▶ _OBJECTIVE_
Write the entries out again exactly as they stand, but without the pictures.

▶ _RECORDS FOR THE EXERCISE_
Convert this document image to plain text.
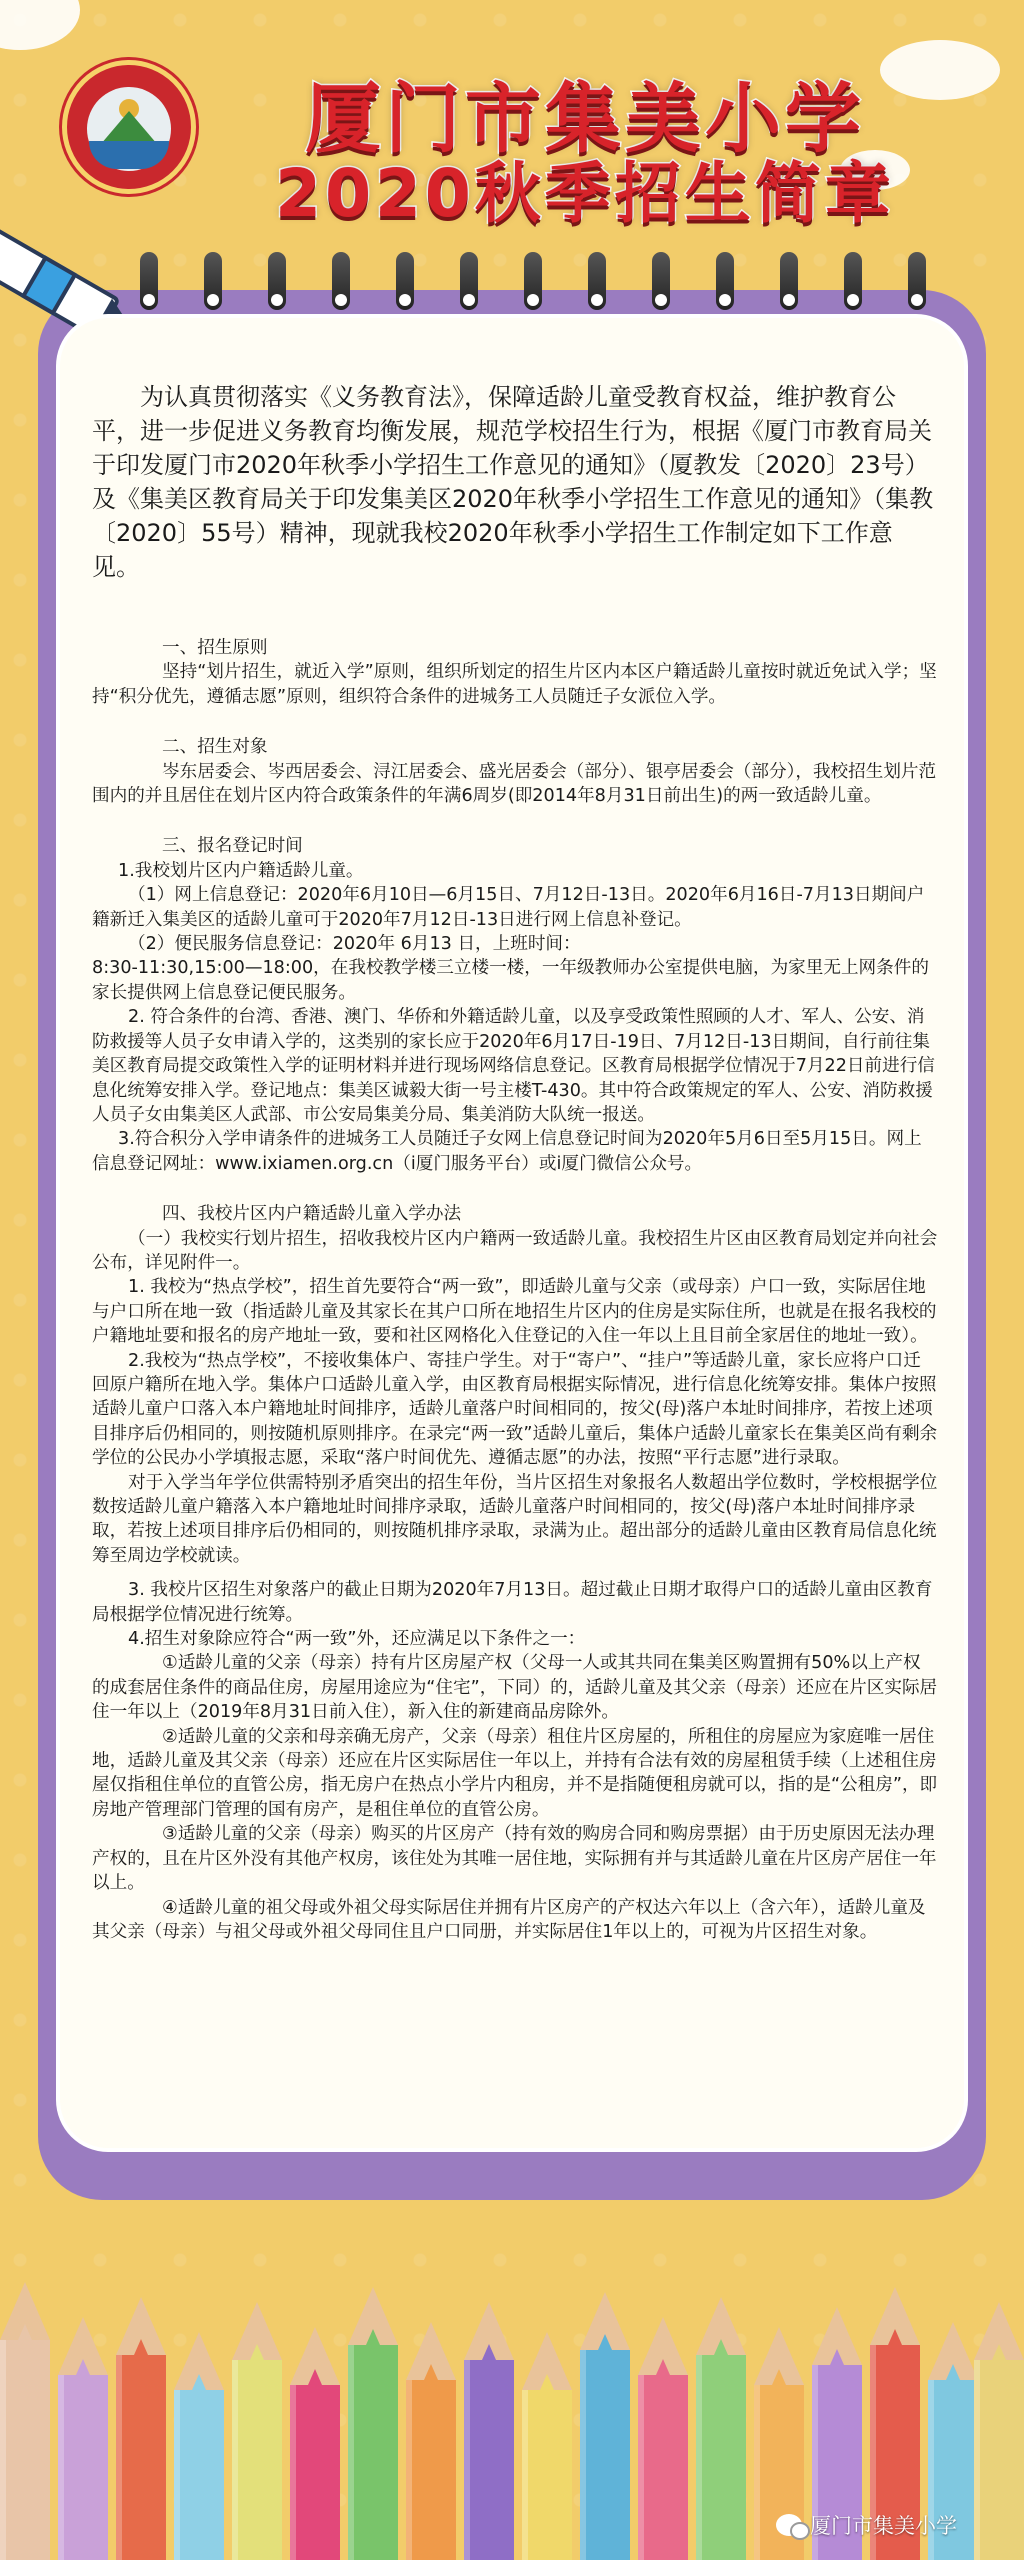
厦门市集美小学
2020秋季招生简章

为认真贯彻落实《义务教育法》，保障适龄儿童受教育权益，维护教育公平，进一步促进义务教育均衡发展，规范学校招生行为，根据《厦门市教育局关于印发厦门市2020年秋季小学招生工作意见的通知》（厦教发〔2020〕23号）及《集美区教育局关于印发集美区2020年秋季小学招生工作意见的通知》（集教〔2020〕55号）精神，现就我校2020年秋季小学招生工作制定如下工作意见。

一、招生原则

坚持“划片招生，就近入学”原则，组织所划定的招生片区内本区户籍适龄儿童按时就近免试入学；坚持“积分优先，遵循志愿”原则，组织符合条件的进城务工人员随迁子女派位入学。

二、招生对象

岑东居委会、岑西居委会、浔江居委会、盛光居委会（部分）、银亭居委会（部分），我校招生划片范围内的并且居住在划片区内符合政策条件的年满6周岁(即2014年8月31日前出生)的两一致适龄儿童。

三、报名登记时间

1.我校划片区内户籍适龄儿童。

（1）网上信息登记：2020年6月10日—6月15日、7月12日-13日。2020年6月16日-7月13日期间户籍新迁入集美区的适龄儿童可于2020年7月12日-13日进行网上信息补登记。

（2）便民服务信息登记：2020年 6月13 日，上班时间：

8:30-11:30,15:00—18:00，在我校教学楼三立楼一楼，一年级教师办公室提供电脑，为家里无上网条件的家长提供网上信息登记便民服务。

2. 符合条件的台湾、香港、澳门、华侨和外籍适龄儿童，以及享受政策性照顾的人才、军人、公安、消防救援等人员子女申请入学的，这类别的家长应于2020年6月17日-19日、7月12日-13日期间，自行前往集美区教育局提交政策性入学的证明材料并进行现场网络信息登记。区教育局根据学位情况于7月22日前进行信息化统筹安排入学。登记地点：集美区诚毅大街一号主楼T-430。其中符合政策规定的军人、公安、消防救援人员子女由集美区人武部、市公安局集美分局、集美消防大队统一报送。

3.符合积分入学申请条件的进城务工人员随迁子女网上信息登记时间为2020年5月6日至5月15日。网上信息登记网址：www.ixiamen.org.cn（i厦门服务平台）或i厦门微信公众号。

四、我校片区内户籍适龄儿童入学办法

（一）我校实行划片招生，招收我校片区内户籍两一致适龄儿童。我校招生片区由区教育局划定并向社会公布，详见附件一。

1. 我校为“热点学校”，招生首先要符合“两一致”，即适龄儿童与父亲（或母亲）户口一致，实际居住地与户口所在地一致（指适龄儿童及其家长在其户口所在地招生片区内的住房是实际住所，也就是在报名我校的户籍地址要和报名的房产地址一致，要和社区网格化入住登记的入住一年以上且目前全家居住的地址一致）。

2.我校为“热点学校”，不接收集体户、寄挂户学生。对于“寄户”、“挂户”等适龄儿童，家长应将户口迁回原户籍所在地入学。集体户口适龄儿童入学，由区教育局根据实际情况，进行信息化统筹安排。集体户按照适龄儿童户口落入本户籍地址时间排序，适龄儿童落户时间相同的，按父(母)落户本址时间排序，若按上述项目排序后仍相同的，则按随机原则排序。在录完“两一致”适龄儿童后，集体户适龄儿童家长在集美区尚有剩余学位的公民办小学填报志愿，采取“落户时间优先、遵循志愿”的办法，按照“平行志愿”进行录取。

对于入学当年学位供需特别矛盾突出的招生年份，当片区招生对象报名人数超出学位数时，学校根据学位数按适龄儿童户籍落入本户籍地址时间排序录取，适龄儿童落户时间相同的，按父(母)落户本址时间排序录取，若按上述项目排序后仍相同的，则按随机排序录取，录满为止。超出部分的适龄儿童由区教育局信息化统筹至周边学校就读。

3. 我校片区招生对象落户的截止日期为2020年7月13日。超过截止日期才取得户口的适龄儿童由区教育局根据学位情况进行统筹。

4.招生对象除应符合“两一致”外，还应满足以下条件之一：

①适龄儿童的父亲（母亲）持有片区房屋产权（父母一人或其共同在集美区购置拥有50%以上产权的成套居住条件的商品住房，房屋用途应为“住宅”，下同）的，适龄儿童及其父亲（母亲）还应在片区实际居住一年以上（2019年8月31日前入住），新入住的新建商品房除外。

②适龄儿童的父亲和母亲确无房产，父亲（母亲）租住片区房屋的，所租住的房屋应为家庭唯一居住地，适龄儿童及其父亲（母亲）还应在片区实际居住一年以上，并持有合法有效的房屋租赁手续（上述租住房屋仅指租住单位的直管公房，指无房户在热点小学片内租房，并不是指随便租房就可以，指的是“公租房”，即房地产管理部门管理的国有房产，是租住单位的直管公房。

③适龄儿童的父亲（母亲）购买的片区房产（持有效的购房合同和购房票据）由于历史原因无法办理产权的，且在片区外没有其他产权房，该住处为其唯一居住地，实际拥有并与其适龄儿童在片区房产居住一年以上。

④适龄儿童的祖父母或外祖父母实际居住并拥有片区房产的产权达六年以上（含六年），适龄儿童及其父亲（母亲）与祖父母或外祖父母同住且户口同册，并实际居住1年以上的，可视为片区招生对象。

厦门市集美小学
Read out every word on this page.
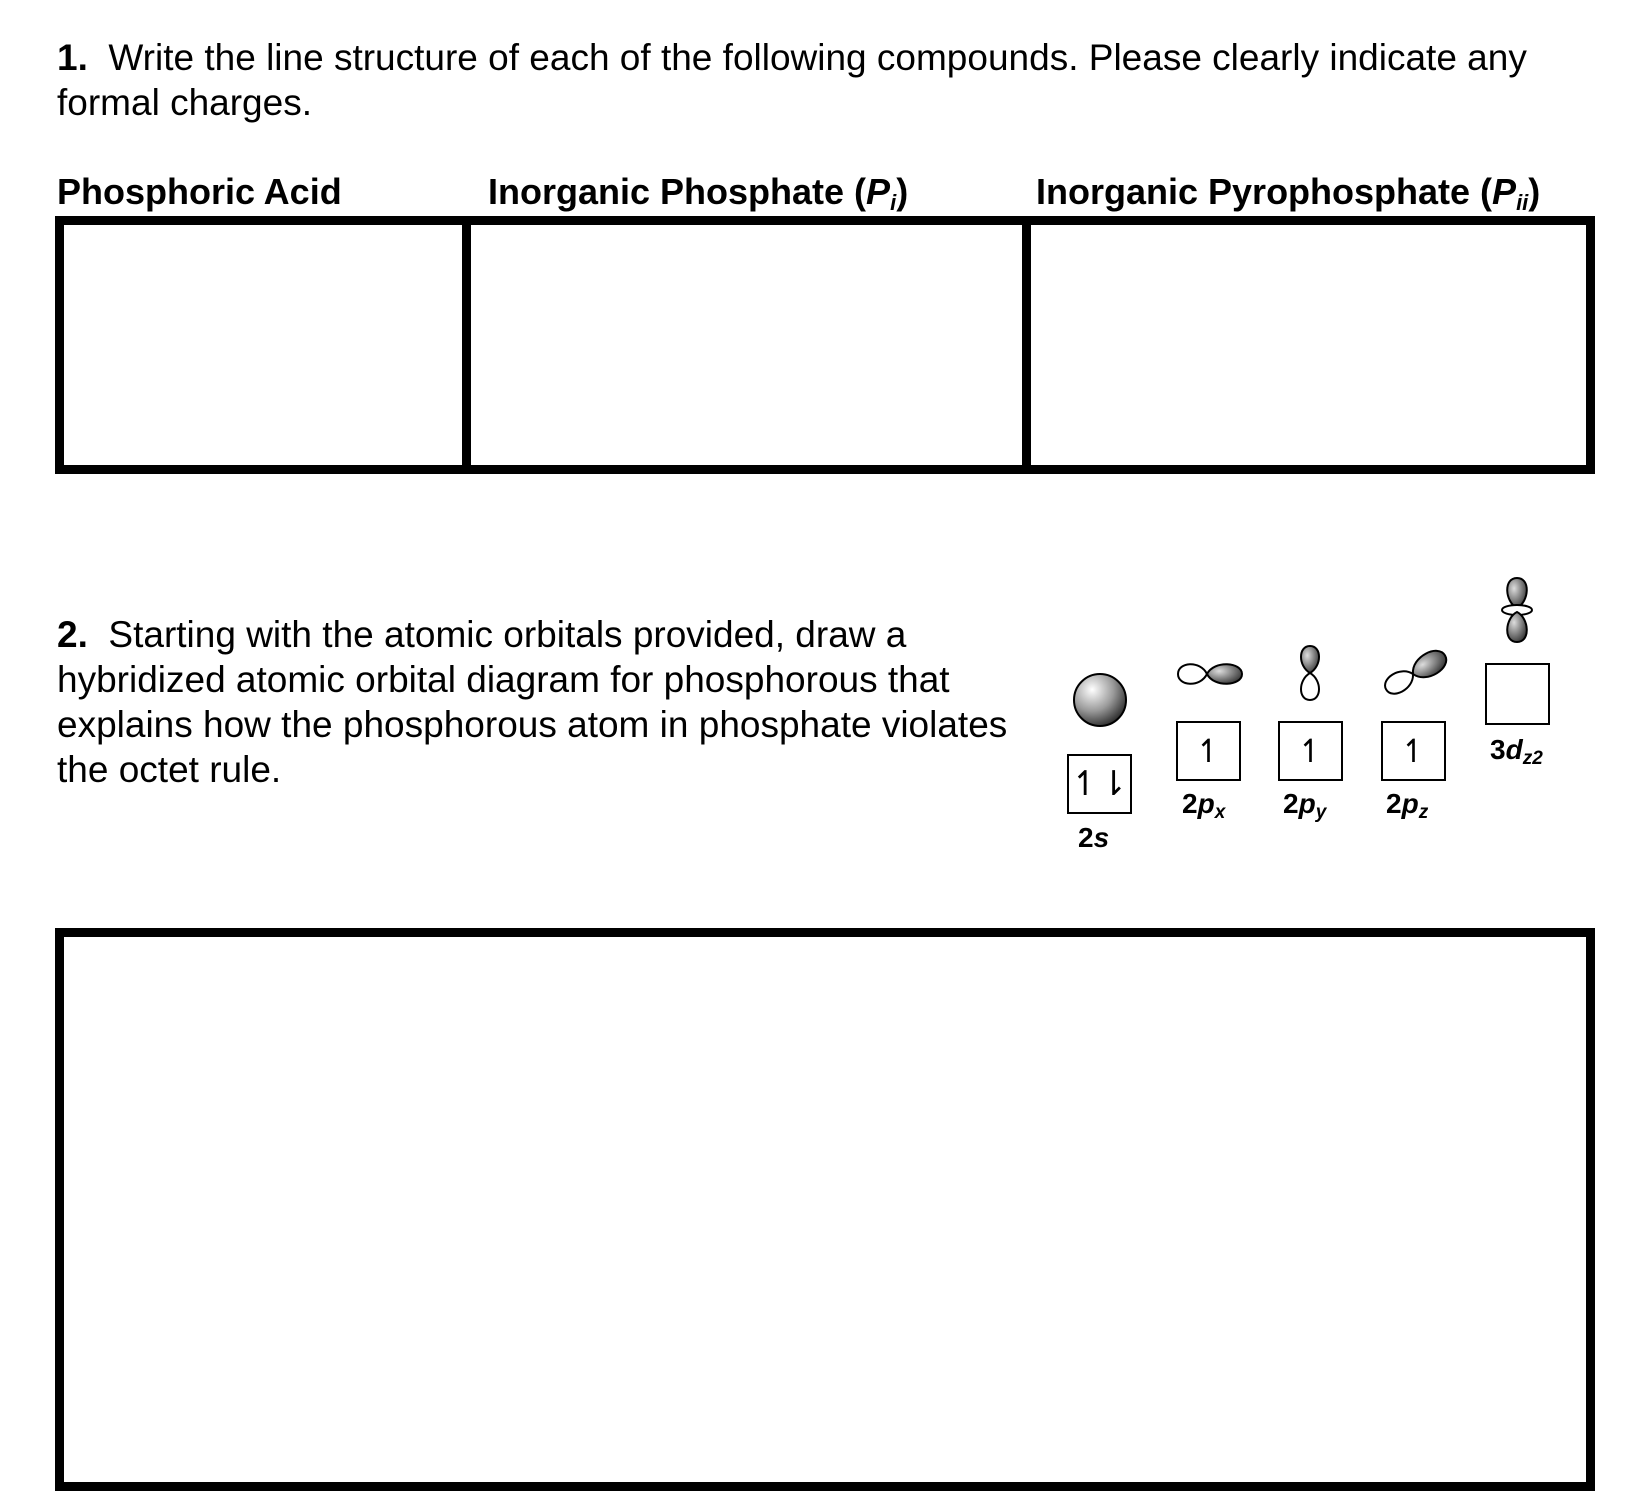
1. Write the line structure of each of the following compounds. Please clearly indicate any formal charges.
Phosphoric Acid	Inorganic Phosphate $(P_i)$	Inorganic Pyrophosphate $(P_{ii})$
2. Starting with the atomic orbitals provided, draw a hybridized atomic orbital diagram for phosphorous that explains how the phosphorous atom in phosphate violates the octet rule.	↿⇂
↿	↿	↿
2s
$2p_x$ $2p_y$ $2p_z$
$3d_{z2}$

▶ _THE RESPONSE_
Convert this document image to plain text.
厦门市集美小学
2020秋季招生简章

为认真贯彻落实《义务教育法》，保障适龄儿童受教育权益，维护教育公平，进一步促进义务教育均衡发展，规范学校招生行为，根据《厦门市教育局关于印发厦门市2020年秋季小学招生工作意见的通知》（厦教发〔2020〕23号）及《集美区教育局关于印发集美区2020年秋季小学招生工作意见的通知》（集教〔2020〕55号）精神，现就我校2020年秋季小学招生工作制定如下工作意见。

一、招生原则

坚持“划片招生，就近入学”原则，组织所划定的招生片区内本区户籍适龄儿童按时就近免试入学；坚持“积分优先，遵循志愿”原则，组织符合条件的进城务工人员随迁子女派位入学。

二、招生对象

岑东居委会、岑西居委会、浔江居委会、盛光居委会（部分）、银亭居委会（部分），我校招生划片范围内的并且居住在划片区内符合政策条件的年满6周岁(即2014年8月31日前出生)的两一致适龄儿童。

三、报名登记时间

1.我校划片区内户籍适龄儿童。

（1）网上信息登记：2020年6月10日—6月15日、7月12日-13日。2020年6月16日-7月13日期间户籍新迁入集美区的适龄儿童可于2020年7月12日-13日进行网上信息补登记。

（2）便民服务信息登记：2020年 6月13 日，上班时间：

8:30-11:30,15:00—18:00，在我校教学楼三立楼一楼，一年级教师办公室提供电脑，为家里无上网条件的家长提供网上信息登记便民服务。

2. 符合条件的台湾、香港、澳门、华侨和外籍适龄儿童，以及享受政策性照顾的人才、军人、公安、消防救援等人员子女申请入学的，这类别的家长应于2020年6月17日-19日、7月12日-13日期间，自行前往集美区教育局提交政策性入学的证明材料并进行现场网络信息登记。区教育局根据学位情况于7月22日前进行信息化统筹安排入学。登记地点：集美区诚毅大街一号主楼T-430。其中符合政策规定的军人、公安、消防救援人员子女由集美区人武部、市公安局集美分局、集美消防大队统一报送。

3.符合积分入学申请条件的进城务工人员随迁子女网上信息登记时间为2020年5月6日至5月15日。网上信息登记网址：www.ixiamen.org.cn（i厦门服务平台）或i厦门微信公众号。

四、我校片区内户籍适龄儿童入学办法

（一）我校实行划片招生，招收我校片区内户籍两一致适龄儿童。我校招生片区由区教育局划定并向社会公布，详见附件一。

1. 我校为“热点学校”，招生首先要符合“两一致”，即适龄儿童与父亲（或母亲）户口一致，实际居住地与户口所在地一致（指适龄儿童及其家长在其户口所在地招生片区内的住房是实际住所，也就是在报名我校的户籍地址要和报名的房产地址一致，要和社区网格化入住登记的入住一年以上且目前全家居住的地址一致）。

2.我校为“热点学校”，不接收集体户、寄挂户学生。对于“寄户”、“挂户”等适龄儿童，家长应将户口迁回原户籍所在地入学。集体户口适龄儿童入学，由区教育局根据实际情况，进行信息化统筹安排。集体户按照适龄儿童户口落入本户籍地址时间排序，适龄儿童落户时间相同的，按父(母)落户本址时间排序，若按上述项目排序后仍相同的，则按随机原则排序。在录完“两一致”适龄儿童后，集体户适龄儿童家长在集美区尚有剩余学位的公民办小学填报志愿，采取“落户时间优先、遵循志愿”的办法，按照“平行志愿”进行录取。

对于入学当年学位供需特别矛盾突出的招生年份，当片区招生对象报名人数超出学位数时，学校根据学位数按适龄儿童户籍落入本户籍地址时间排序录取，适龄儿童落户时间相同的，按父(母)落户本址时间排序录取，若按上述项目排序后仍相同的，则按随机排序录取，录满为止。超出部分的适龄儿童由区教育局信息化统筹至周边学校就读。

3. 我校片区招生对象落户的截止日期为2020年7月13日。超过截止日期才取得户口的适龄儿童由区教育局根据学位情况进行统筹。

4.招生对象除应符合“两一致”外，还应满足以下条件之一：

①适龄儿童的父亲（母亲）持有片区房屋产权（父母一人或其共同在集美区购置拥有50%以上产权的成套居住条件的商品住房，房屋用途应为“住宅”，下同）的，适龄儿童及其父亲（母亲）还应在片区实际居住一年以上（2019年8月31日前入住），新入住的新建商品房除外。

②适龄儿童的父亲和母亲确无房产，父亲（母亲）租住片区房屋的，所租住的房屋应为家庭唯一居住地，适龄儿童及其父亲（母亲）还应在片区实际居住一年以上，并持有合法有效的房屋租赁手续（上述租住房屋仅指租住单位的直管公房，指无房户在热点小学片内租房，并不是指随便租房就可以，指的是“公租房”，即房地产管理部门管理的国有房产，是租住单位的直管公房。

③适龄儿童的父亲（母亲）购买的片区房产（持有效的购房合同和购房票据）由于历史原因无法办理产权的，且在片区外没有其他产权房，该住处为其唯一居住地，实际拥有并与其适龄儿童在片区房产居住一年以上。

④适龄儿童的祖父母或外祖父母实际居住并拥有片区房产的产权达六年以上（含六年），适龄儿童及其父亲（母亲）与祖父母或外祖父母同住且户口同册，并实际居住1年以上的，可视为片区招生对象。

厦门市集美小学
Read out every word on this page.
1. Write the line structure of each of the following compounds. Please clearly indicate any formal charges.
Phosphoric Acid	Inorganic Phosphate $(P_i)$	Inorganic Pyrophosphate $(P_{ii})$
2. Starting with the atomic orbitals provided, draw a hybridized atomic orbital diagram for phosphorous that explains how the phosphorous atom in phosphate violates the octet rule.	↿⇂
↿	↿	↿
2s
$2p_x$ $2p_y$ $2p_z$
$3d_{z2}$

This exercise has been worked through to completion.